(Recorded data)
----

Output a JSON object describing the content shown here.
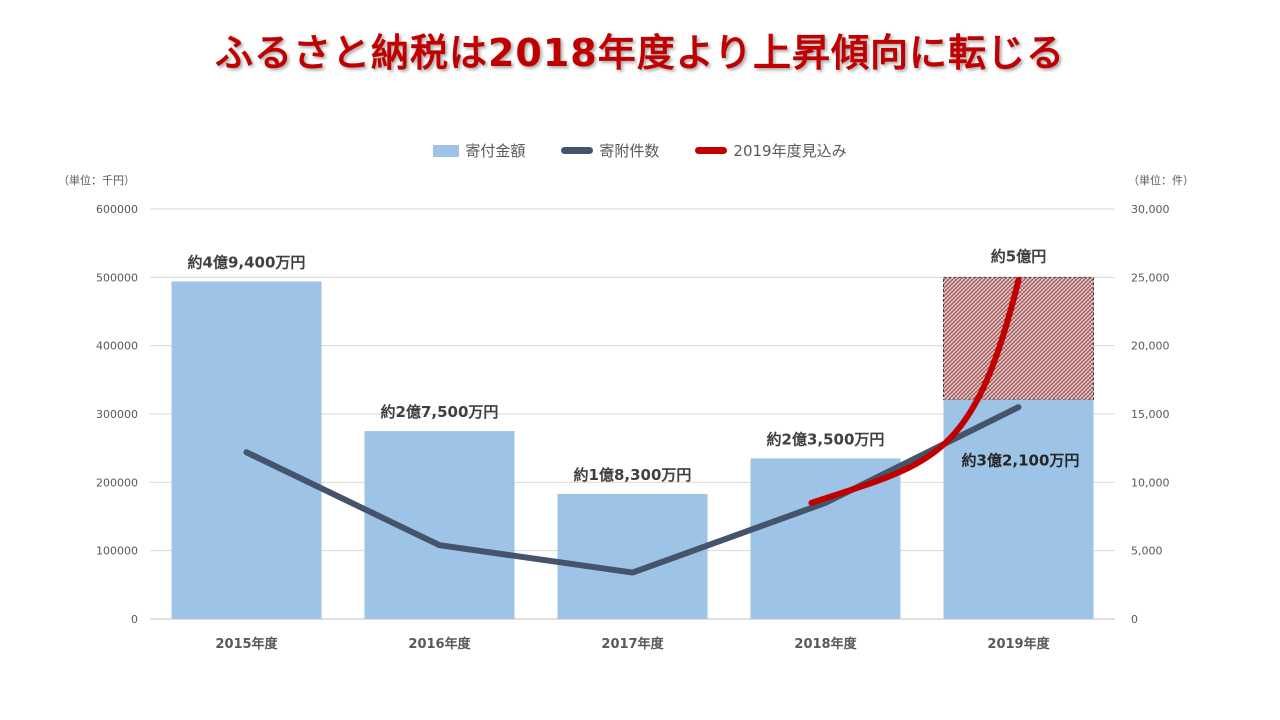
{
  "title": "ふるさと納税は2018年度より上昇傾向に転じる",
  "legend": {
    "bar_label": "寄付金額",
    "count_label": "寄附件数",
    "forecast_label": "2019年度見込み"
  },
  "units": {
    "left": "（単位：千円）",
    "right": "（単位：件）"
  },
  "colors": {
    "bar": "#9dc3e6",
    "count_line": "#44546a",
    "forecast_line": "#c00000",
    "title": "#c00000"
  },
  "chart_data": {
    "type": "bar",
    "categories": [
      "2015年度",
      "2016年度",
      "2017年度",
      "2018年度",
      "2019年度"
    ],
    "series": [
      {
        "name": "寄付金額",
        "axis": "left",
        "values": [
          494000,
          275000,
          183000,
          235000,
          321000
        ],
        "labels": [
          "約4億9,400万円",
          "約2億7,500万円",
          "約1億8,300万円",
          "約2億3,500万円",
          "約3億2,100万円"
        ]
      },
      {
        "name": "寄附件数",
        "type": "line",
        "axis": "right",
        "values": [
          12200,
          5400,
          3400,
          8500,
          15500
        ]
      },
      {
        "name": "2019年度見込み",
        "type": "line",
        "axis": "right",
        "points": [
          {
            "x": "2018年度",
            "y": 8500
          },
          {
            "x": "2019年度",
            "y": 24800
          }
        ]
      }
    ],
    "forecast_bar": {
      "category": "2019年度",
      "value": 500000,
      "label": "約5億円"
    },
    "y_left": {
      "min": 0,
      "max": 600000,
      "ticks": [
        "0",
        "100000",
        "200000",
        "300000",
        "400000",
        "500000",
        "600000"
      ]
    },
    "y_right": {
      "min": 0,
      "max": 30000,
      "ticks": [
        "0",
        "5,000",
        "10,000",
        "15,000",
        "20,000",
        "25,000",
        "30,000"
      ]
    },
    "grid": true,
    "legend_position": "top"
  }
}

----

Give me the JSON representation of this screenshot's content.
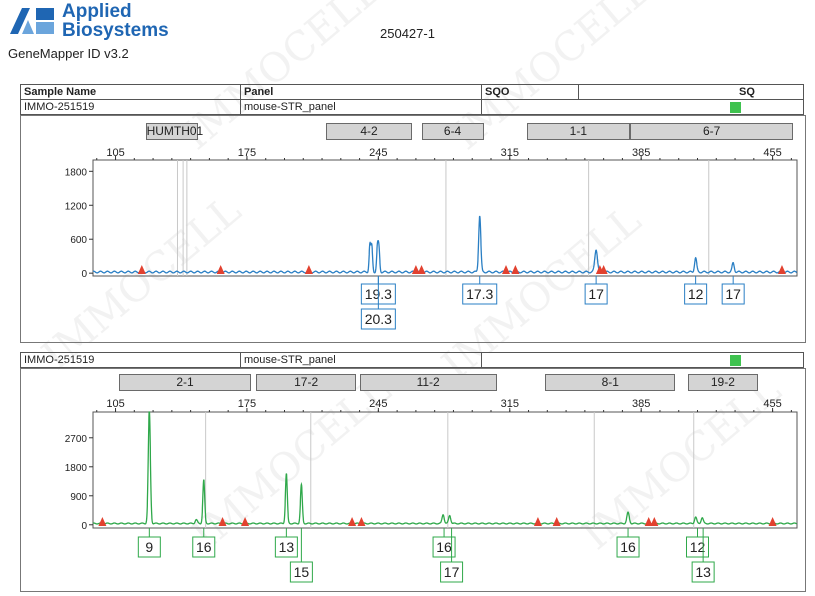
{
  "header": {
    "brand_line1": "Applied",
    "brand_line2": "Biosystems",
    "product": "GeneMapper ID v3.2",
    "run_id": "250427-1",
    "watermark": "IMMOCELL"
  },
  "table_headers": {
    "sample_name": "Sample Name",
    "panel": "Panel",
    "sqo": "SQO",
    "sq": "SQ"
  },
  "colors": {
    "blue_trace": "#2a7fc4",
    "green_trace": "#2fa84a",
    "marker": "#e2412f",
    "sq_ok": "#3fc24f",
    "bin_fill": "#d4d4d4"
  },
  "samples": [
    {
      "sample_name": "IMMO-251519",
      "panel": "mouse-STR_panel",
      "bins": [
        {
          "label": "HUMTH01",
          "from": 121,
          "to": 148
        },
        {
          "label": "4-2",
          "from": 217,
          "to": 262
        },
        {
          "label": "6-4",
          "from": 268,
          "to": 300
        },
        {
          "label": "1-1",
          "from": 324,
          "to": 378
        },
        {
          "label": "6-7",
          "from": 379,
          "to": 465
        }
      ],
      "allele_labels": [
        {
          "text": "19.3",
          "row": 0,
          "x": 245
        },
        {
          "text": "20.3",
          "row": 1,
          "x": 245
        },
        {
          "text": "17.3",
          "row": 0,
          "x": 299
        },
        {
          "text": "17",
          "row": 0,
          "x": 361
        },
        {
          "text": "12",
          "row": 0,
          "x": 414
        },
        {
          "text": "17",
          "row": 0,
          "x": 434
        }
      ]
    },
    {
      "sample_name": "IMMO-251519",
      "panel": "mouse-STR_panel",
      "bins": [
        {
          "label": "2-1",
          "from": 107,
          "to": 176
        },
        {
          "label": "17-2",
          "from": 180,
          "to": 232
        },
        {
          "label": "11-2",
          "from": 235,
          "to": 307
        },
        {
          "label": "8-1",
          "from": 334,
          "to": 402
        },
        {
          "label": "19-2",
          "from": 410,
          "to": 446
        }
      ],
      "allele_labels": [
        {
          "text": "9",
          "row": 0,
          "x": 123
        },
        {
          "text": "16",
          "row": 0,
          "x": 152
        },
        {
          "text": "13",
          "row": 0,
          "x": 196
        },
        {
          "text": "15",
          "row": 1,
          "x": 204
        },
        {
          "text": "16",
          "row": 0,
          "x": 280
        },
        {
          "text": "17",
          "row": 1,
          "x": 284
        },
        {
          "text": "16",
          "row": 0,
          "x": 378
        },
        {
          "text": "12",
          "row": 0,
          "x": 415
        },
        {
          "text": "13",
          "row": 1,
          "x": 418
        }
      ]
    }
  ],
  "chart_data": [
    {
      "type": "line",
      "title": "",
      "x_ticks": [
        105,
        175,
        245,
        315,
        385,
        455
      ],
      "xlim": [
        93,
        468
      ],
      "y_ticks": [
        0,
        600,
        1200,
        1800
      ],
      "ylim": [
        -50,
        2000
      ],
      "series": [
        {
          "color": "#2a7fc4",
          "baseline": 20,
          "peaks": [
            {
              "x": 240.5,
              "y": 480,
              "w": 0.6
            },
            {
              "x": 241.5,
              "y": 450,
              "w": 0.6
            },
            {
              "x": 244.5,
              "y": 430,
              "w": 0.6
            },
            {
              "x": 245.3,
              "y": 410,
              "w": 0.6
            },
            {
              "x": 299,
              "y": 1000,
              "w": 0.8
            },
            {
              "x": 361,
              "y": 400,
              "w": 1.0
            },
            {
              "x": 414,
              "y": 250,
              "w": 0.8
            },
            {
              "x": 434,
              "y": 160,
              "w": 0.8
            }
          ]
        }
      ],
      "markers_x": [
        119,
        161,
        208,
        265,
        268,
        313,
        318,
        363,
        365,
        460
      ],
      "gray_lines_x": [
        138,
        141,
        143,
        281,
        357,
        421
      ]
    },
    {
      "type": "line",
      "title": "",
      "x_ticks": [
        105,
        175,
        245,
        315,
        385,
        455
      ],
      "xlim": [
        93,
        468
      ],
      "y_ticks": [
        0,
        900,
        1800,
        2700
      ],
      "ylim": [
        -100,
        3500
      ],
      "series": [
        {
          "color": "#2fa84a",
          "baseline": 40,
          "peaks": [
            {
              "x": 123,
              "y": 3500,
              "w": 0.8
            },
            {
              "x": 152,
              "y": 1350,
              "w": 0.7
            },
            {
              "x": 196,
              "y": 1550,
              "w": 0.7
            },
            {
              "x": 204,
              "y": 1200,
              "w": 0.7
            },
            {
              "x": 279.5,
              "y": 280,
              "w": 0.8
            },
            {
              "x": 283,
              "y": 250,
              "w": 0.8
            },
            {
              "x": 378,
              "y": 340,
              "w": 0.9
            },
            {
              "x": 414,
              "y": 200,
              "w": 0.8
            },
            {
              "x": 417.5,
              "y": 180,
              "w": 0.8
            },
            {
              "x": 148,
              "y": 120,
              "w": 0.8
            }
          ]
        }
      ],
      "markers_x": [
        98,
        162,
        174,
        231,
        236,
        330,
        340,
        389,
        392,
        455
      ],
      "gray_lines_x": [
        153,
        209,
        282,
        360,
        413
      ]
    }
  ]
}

----

> Challenge: In the entries above, identify each line that includes the string "content", then copy it.

> The output:
Output a JSON object describing the content shown here.
Give me the JSON representation of this screenshot's content.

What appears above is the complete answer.